__WHAT IS REQUIRED__: Drop the pictures from the entries below, then reproduce the rest exactly.

__DATA SUPPLIED__:

⁂

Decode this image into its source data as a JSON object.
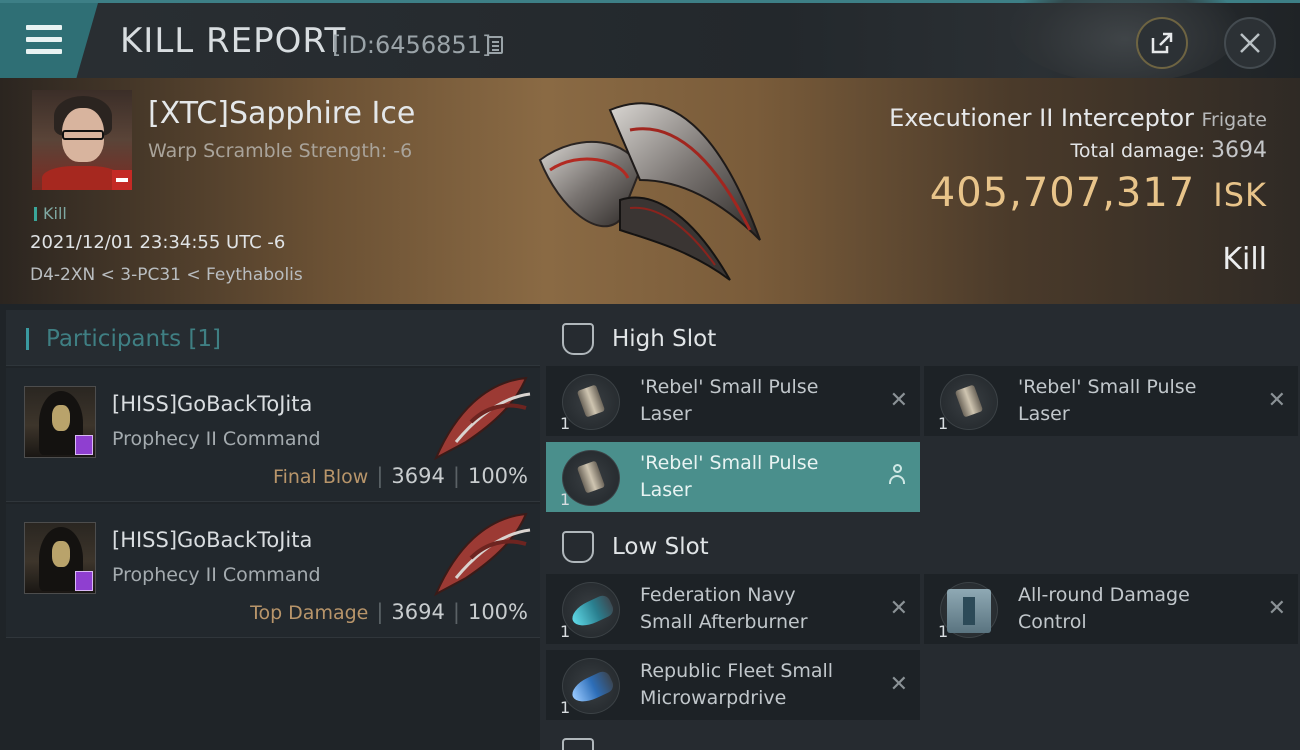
{
  "header": {
    "title": "KILL REPORT",
    "report_id": "[ID:6456851]"
  },
  "victim": {
    "name": "[XTC]Sapphire Ice",
    "warp_scramble": "Warp Scramble Strength: -6",
    "tag": "Kill",
    "datetime": "2021/12/01 23:34:55 UTC -6",
    "location": "D4-2XN < 3-PC31 < Feythabolis",
    "ship_name": "Executioner II Interceptor",
    "ship_class": "Frigate",
    "total_damage_label": "Total damage:",
    "total_damage": "3694",
    "isk_value": "405,707,317",
    "isk_unit": "ISK",
    "result": "Kill"
  },
  "participants": {
    "header": "Participants [1]",
    "rows": [
      {
        "name": "[HISS]GoBackToJita",
        "ship": "Prophecy II Command",
        "role": "Final Blow",
        "damage": "3694",
        "percent": "100%"
      },
      {
        "name": "[HISS]GoBackToJita",
        "ship": "Prophecy II Command",
        "role": "Top Damage",
        "damage": "3694",
        "percent": "100%"
      }
    ]
  },
  "fitting": {
    "high_slot_label": "High Slot",
    "low_slot_label": "Low Slot",
    "high": [
      {
        "line1": "'Rebel' Small Pulse",
        "line2": "Laser",
        "qty": "1"
      },
      {
        "line1": "'Rebel' Small Pulse",
        "line2": "Laser",
        "qty": "1"
      },
      {
        "line1": "'Rebel' Small Pulse",
        "line2": "Laser",
        "qty": "1"
      }
    ],
    "low": [
      {
        "line1": "Federation Navy",
        "line2": "Small Afterburner",
        "qty": "1"
      },
      {
        "line1": "All-round Damage",
        "line2": "Control",
        "qty": "1"
      },
      {
        "line1": "Republic Fleet Small",
        "line2": "Microwarpdrive",
        "qty": "1"
      }
    ]
  },
  "icons": {
    "menu": "menu-icon",
    "copy": "copy-icon",
    "share": "share-icon",
    "close": "close-icon",
    "slot": "slot-icon",
    "remove": "close-icon",
    "person": "person-icon"
  },
  "colors": {
    "accent": "#3a9aa0",
    "isk": "#e8c48a",
    "selected_module": "#4a8f8c",
    "role": "#b8956a"
  }
}
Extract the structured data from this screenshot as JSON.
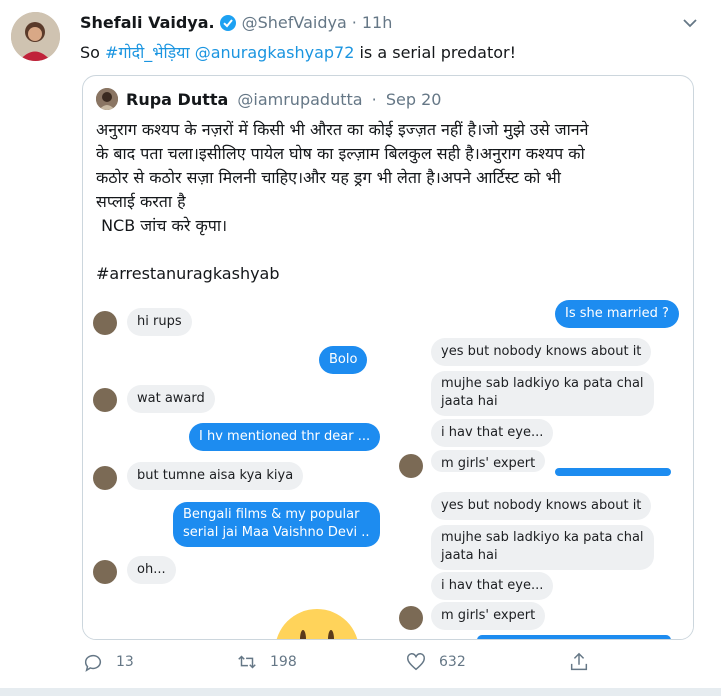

⁂

__EXERCISE SOLUTION__:
Decode this image into its source data as a JSON object.
{
  "header": {
    "title": "KILL REPORT",
    "report_id": "[ID:6456851]"
  },
  "victim": {
    "name": "[XTC]Sapphire Ice",
    "warp_scramble": "Warp Scramble Strength: -6",
    "tag": "Kill",
    "datetime": "2021/12/01 23:34:55 UTC -6",
    "location": "D4-2XN < 3-PC31 < Feythabolis",
    "ship_name": "Executioner II Interceptor",
    "ship_class": "Frigate",
    "total_damage_label": "Total damage:",
    "total_damage": "3694",
    "isk_value": "405,707,317",
    "isk_unit": "ISK",
    "result": "Kill"
  },
  "participants": {
    "header": "Participants [1]",
    "rows": [
      {
        "name": "[HISS]GoBackToJita",
        "ship": "Prophecy II Command",
        "role": "Final Blow",
        "damage": "3694",
        "percent": "100%"
      },
      {
        "name": "[HISS]GoBackToJita",
        "ship": "Prophecy II Command",
        "role": "Top Damage",
        "damage": "3694",
        "percent": "100%"
      }
    ]
  },
  "fitting": {
    "high_slot_label": "High Slot",
    "low_slot_label": "Low Slot",
    "high": [
      {
        "line1": "'Rebel' Small Pulse",
        "line2": "Laser",
        "qty": "1"
      },
      {
        "line1": "'Rebel' Small Pulse",
        "line2": "Laser",
        "qty": "1"
      },
      {
        "line1": "'Rebel' Small Pulse",
        "line2": "Laser",
        "qty": "1"
      }
    ],
    "low": [
      {
        "line1": "Federation Navy",
        "line2": "Small Afterburner",
        "qty": "1"
      },
      {
        "line1": "All-round Damage",
        "line2": "Control",
        "qty": "1"
      },
      {
        "line1": "Republic Fleet Small",
        "line2": "Microwarpdrive",
        "qty": "1"
      }
    ]
  },
  "icons": {
    "menu": "menu-icon",
    "copy": "copy-icon",
    "share": "share-icon",
    "close": "close-icon",
    "slot": "slot-icon",
    "remove": "close-icon",
    "person": "person-icon"
  },
  "colors": {
    "accent": "#3a9aa0",
    "isk": "#e8c48a",
    "selected_module": "#4a8f8c",
    "role": "#b8956a"
  }
}
Extract the structured data from this screenshot as JSON.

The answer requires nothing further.